** begin **
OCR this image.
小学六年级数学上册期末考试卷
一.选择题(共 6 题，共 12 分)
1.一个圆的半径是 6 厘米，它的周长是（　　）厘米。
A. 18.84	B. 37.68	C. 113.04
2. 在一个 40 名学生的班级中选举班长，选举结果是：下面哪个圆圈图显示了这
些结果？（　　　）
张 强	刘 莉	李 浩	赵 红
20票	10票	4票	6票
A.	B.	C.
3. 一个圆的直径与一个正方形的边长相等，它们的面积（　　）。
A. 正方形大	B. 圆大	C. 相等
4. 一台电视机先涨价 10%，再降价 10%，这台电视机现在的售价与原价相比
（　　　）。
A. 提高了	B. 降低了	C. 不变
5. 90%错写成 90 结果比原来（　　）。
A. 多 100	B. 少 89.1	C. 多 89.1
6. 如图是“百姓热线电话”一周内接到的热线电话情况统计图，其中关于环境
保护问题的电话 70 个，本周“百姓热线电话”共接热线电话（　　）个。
** end **
Output all preceding records character for character.

**Correct answer:**
OCR this image.
小学六年级数学上册期末考试卷
一.选择题(共 6 题，共 12 分)
1.一个圆的半径是 6 厘米，它的周长是（　　）厘米。
A. 18.84	B. 37.68	C. 113.04
2. 在一个 40 名学生的班级中选举班长，选举结果是：下面哪个圆圈图显示了这
些结果？（　　　）
张 强	刘 莉	李 浩	赵 红
20票	10票	4票	6票
A.	B.	C.
3. 一个圆的直径与一个正方形的边长相等，它们的面积（　　）。
A. 正方形大	B. 圆大	C. 相等
4. 一台电视机先涨价 10%，再降价 10%，这台电视机现在的售价与原价相比
（　　　）。
A. 提高了	B. 降低了	C. 不变
5. 90%错写成 90 结果比原来（　　）。
A. 多 100	B. 少 89.1	C. 多 89.1
6. 如图是“百姓热线电话”一周内接到的热线电话情况统计图，其中关于环境
保护问题的电话 70 个，本周“百姓热线电话”共接热线电话（　　）个。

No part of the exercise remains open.